Task to carry out: Each line of the material below that holds the word "this" needs to be copied.

Given records:

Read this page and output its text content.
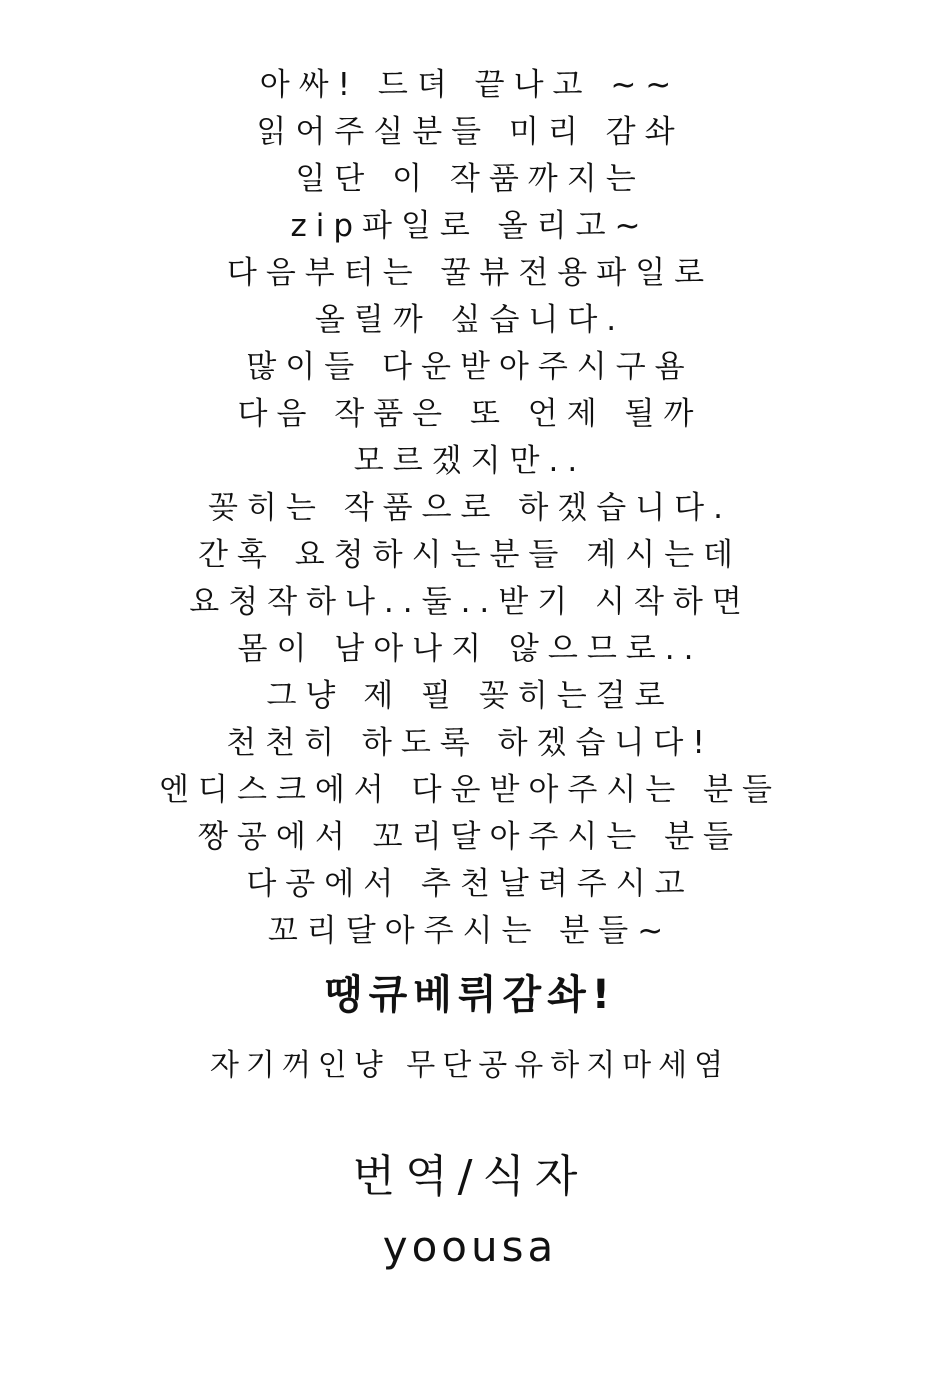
아싸! 드뎌 끝나고 ~~
읽어주실분들 미리 감솨
일단 이 작품까지는
zip파일로 올리고~
다음부터는 꿀뷰전용파일로
올릴까 싶습니다.
많이들 다운받아주시구욤
다음 작품은 또 언제 될까
모르겠지만..
꽂히는 작품으로 하겠습니다.
간혹 요청하시는분들 계시는데
요청작하나..둘..받기 시작하면
몸이 남아나지 않으므로..
그냥 제 필 꽂히는걸로
천천히 하도록 하겠습니다!
엔디스크에서 다운받아주시는 분들
짱공에서 꼬리달아주시는 분들
다공에서 추천날려주시고
꼬리달아주시는 분들~
땡큐베뤼감솨!
자기꺼인냥 무단공유하지마세염
번역/식자
yoousa
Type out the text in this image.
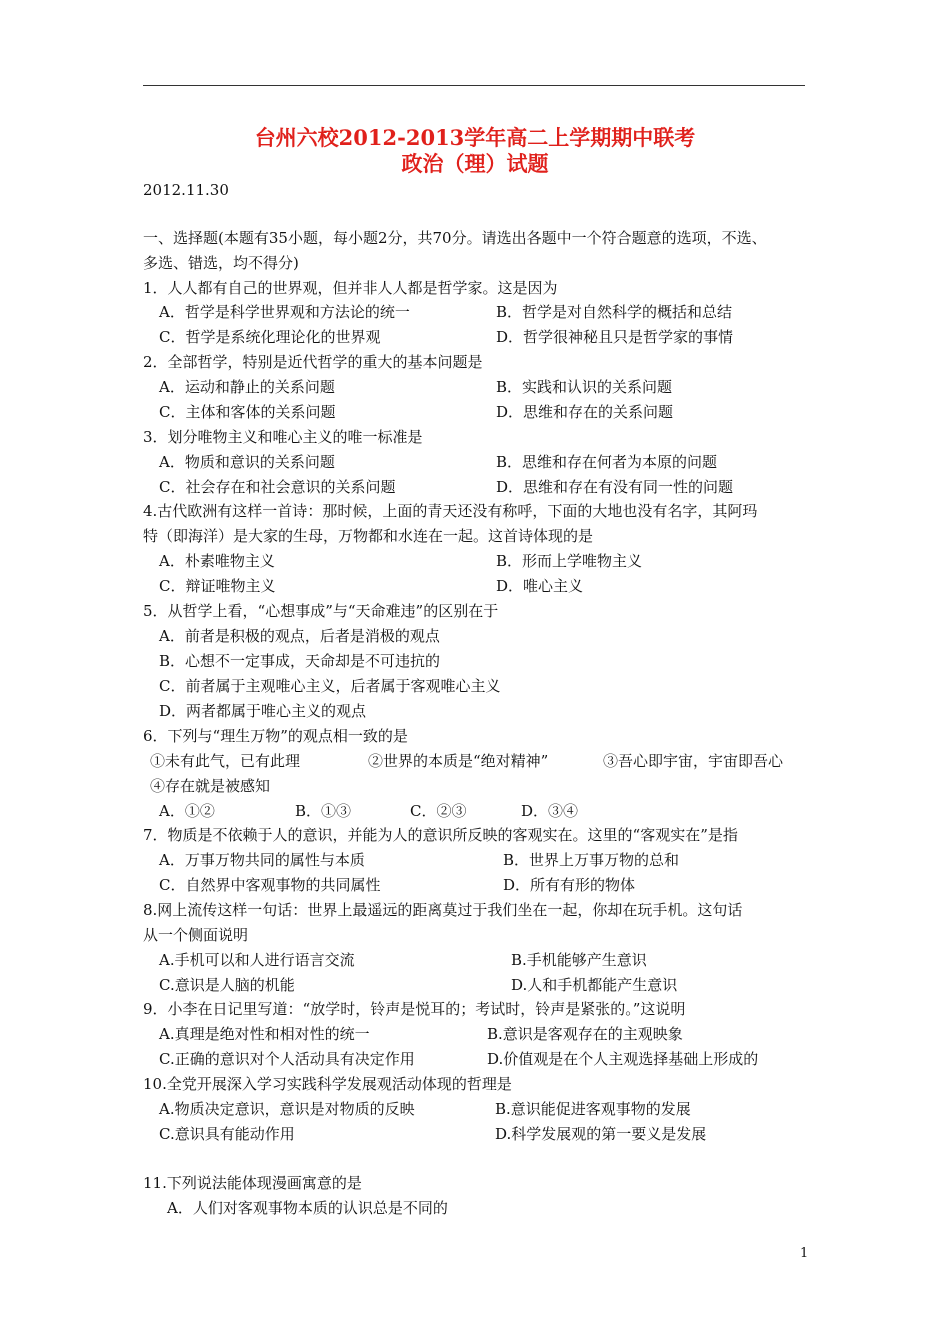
台州六校2012-2013学年高二上学期期中联考
政治（理）试题
2012.11.30
一、选择题(本题有35小题，每小题2分，共70分。请选出各题中一个符合题意的选项，不选、
多选、错选，均不得分)
1．人人都有自己的世界观，但并非人人都是哲学家。这是因为
A．哲学是科学世界观和方法论的统一	B．哲学是对自然科学的概括和总结
C．哲学是系统化理论化的世界观	D．哲学很神秘且只是哲学家的事情
2．全部哲学，特别是近代哲学的重大的基本问题是
A．运动和静止的关系问题	B．实践和认识的关系问题
C．主体和客体的关系问题	D．思维和存在的关系问题
3．划分唯物主义和唯心主义的唯一标准是
A．物质和意识的关系问题	B．思维和存在何者为本原的问题
C．社会存在和社会意识的关系问题	D．思维和存在有没有同一性的问题
4.古代欧洲有这样一首诗：那时候，上面的青天还没有称呼，下面的大地也没有名字，其阿玛
特（即海洋）是大家的生母，万物都和水连在一起。这首诗体现的是
A．朴素唯物主义	B．形而上学唯物主义
C．辩证唯物主义	D．唯心主义
5．从哲学上看，“心想事成”与“天命难违”的区别在于
A．前者是积极的观点，后者是消极的观点
B．心想不一定事成，天命却是不可违抗的
C．前者属于主观唯心主义，后者属于客观唯心主义
D．两者都属于唯心主义的观点
6．下列与“理生万物”的观点相一致的是
①未有此气，已有此理	②世界的本质是“绝对精神”	③吾心即宇宙，宇宙即吾心
④存在就是被感知
A．①②	B．①③	C．②③	D．③④
7．物质是不依赖于人的意识，并能为人的意识所反映的客观实在。这里的“客观实在”是指
A．万事万物共同的属性与本质	B．世界上万事万物的总和
C．自然界中客观事物的共同属性	D．所有有形的物体
8.网上流传这样一句话：世界上最遥远的距离莫过于我们坐在一起，你却在玩手机。这句话
从一个侧面说明
A.手机可以和人进行语言交流	B.手机能够产生意识
C.意识是人脑的机能	D.人和手机都能产生意识
9．小李在日记里写道：“放学时，铃声是悦耳的；考试时，铃声是紧张的。”这说明
A.真理是绝对性和相对性的统一	B.意识是客观存在的主观映象
C.正确的意识对个人活动具有决定作用	D.价值观是在个人主观选择基础上形成的
10.全党开展深入学习实践科学发展观活动体现的哲理是
A.物质决定意识，意识是对物质的反映	B.意识能促进客观事物的发展
C.意识具有能动作用	D.科学发展观的第一要义是发展
11.下列说法能体现漫画寓意的是
A．人们对客观事物本质的认识总是不同的
1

Complete response:
Read this page and output its text content.
Type out the text in this image.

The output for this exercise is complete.